WORK REQUIRED
From the entries that follow, gather each line holding the word "xlabel".

+++ RECORDS TO PROCESS +++

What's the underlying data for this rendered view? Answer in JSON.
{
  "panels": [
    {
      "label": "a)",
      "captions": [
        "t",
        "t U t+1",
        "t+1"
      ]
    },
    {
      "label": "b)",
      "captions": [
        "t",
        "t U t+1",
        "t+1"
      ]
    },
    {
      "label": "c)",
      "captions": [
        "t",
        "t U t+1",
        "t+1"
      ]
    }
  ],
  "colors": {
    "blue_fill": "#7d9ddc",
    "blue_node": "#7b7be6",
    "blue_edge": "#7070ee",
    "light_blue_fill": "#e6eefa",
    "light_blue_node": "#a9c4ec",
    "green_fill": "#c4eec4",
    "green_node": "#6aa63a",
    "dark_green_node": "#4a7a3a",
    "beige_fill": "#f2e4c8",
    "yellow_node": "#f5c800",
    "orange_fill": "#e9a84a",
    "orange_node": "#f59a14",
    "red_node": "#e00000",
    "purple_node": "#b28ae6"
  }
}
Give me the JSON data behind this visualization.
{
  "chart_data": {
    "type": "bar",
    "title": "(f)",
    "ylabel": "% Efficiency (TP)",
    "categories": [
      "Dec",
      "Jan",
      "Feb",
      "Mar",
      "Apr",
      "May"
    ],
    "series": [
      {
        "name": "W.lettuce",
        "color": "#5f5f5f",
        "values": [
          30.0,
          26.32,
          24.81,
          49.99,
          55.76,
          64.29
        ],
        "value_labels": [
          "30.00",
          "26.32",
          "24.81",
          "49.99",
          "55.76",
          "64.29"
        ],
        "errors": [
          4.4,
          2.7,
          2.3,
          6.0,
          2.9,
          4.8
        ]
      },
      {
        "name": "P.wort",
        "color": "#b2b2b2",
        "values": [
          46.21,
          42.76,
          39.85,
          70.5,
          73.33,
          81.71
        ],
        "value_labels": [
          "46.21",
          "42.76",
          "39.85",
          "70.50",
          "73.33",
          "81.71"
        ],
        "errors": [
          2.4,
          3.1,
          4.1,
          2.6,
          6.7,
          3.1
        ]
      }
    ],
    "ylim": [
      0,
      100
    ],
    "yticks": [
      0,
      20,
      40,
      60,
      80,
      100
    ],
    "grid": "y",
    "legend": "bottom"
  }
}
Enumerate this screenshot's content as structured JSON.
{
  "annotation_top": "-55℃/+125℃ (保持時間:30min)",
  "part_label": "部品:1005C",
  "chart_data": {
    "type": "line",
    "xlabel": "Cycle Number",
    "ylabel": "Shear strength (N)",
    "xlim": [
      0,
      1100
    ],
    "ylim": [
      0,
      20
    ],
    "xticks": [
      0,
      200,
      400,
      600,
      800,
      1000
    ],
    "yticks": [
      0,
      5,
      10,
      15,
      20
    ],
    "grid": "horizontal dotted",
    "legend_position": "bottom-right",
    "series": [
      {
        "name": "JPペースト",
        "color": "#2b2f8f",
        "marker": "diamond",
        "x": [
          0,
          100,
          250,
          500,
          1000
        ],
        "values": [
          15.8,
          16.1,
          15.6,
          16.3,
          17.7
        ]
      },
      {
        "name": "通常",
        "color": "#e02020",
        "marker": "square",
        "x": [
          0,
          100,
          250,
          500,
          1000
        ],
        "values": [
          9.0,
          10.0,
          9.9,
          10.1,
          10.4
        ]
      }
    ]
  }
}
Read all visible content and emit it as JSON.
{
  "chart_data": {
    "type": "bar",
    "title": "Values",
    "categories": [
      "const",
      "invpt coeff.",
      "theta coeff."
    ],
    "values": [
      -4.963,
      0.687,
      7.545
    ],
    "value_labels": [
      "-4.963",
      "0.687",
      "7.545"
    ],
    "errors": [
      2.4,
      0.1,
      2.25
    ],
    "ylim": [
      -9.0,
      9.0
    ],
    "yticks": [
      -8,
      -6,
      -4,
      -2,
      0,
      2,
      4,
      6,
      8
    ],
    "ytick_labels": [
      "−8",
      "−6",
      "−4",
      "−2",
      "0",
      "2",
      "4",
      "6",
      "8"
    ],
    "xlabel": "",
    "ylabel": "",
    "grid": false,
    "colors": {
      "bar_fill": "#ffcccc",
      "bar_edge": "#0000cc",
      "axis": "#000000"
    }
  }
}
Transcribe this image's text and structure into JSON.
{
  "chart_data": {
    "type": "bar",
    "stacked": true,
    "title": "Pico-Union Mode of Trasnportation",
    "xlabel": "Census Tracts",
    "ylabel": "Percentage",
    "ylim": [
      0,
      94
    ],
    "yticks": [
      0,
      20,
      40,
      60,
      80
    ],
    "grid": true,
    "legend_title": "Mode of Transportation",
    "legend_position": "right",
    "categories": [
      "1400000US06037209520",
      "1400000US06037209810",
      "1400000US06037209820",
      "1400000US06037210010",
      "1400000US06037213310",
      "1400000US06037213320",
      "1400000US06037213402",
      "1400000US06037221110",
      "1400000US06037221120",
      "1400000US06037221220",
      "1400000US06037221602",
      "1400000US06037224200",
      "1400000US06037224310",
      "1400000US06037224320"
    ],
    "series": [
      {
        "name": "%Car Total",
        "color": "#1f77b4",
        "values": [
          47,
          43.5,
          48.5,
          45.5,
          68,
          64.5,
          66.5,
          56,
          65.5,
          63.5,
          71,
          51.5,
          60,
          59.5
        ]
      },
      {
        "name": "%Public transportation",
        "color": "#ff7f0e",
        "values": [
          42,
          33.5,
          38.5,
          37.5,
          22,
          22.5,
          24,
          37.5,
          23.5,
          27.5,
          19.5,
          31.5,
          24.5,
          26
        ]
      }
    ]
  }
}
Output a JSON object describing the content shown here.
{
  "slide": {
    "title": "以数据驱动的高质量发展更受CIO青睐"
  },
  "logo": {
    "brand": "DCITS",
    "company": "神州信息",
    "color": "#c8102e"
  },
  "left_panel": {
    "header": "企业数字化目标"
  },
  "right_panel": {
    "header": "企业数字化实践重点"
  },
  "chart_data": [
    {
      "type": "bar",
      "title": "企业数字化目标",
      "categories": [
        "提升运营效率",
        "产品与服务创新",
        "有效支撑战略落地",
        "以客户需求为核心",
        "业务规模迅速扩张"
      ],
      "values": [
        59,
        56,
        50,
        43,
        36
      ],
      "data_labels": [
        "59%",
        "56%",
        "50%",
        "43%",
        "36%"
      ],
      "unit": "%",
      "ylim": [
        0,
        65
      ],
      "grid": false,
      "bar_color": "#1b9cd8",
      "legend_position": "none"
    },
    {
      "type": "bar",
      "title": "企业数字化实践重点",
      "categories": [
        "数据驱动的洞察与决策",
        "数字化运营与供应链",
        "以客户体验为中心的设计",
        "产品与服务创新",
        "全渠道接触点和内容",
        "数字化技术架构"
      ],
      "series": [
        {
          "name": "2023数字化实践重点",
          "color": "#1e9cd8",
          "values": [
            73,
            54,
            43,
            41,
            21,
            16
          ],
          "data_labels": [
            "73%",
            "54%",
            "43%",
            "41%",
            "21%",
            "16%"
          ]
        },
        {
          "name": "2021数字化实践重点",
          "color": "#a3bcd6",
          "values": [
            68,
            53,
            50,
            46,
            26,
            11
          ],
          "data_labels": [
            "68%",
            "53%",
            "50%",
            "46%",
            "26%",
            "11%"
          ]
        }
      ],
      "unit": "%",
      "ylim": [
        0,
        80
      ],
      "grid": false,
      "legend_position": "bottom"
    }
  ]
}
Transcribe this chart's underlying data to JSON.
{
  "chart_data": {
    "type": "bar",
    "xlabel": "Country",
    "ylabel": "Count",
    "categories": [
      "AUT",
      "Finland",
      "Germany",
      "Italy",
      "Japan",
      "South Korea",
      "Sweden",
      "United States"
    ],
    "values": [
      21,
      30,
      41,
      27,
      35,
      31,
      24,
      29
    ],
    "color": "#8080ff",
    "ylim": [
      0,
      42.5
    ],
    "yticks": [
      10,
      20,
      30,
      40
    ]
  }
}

+++

COMPLETE OUTPUT
    "xlabel": "Cycle Number",
    "xlabel": "",
    "xlabel": "Census Tracts",
    "xlabel": "Country",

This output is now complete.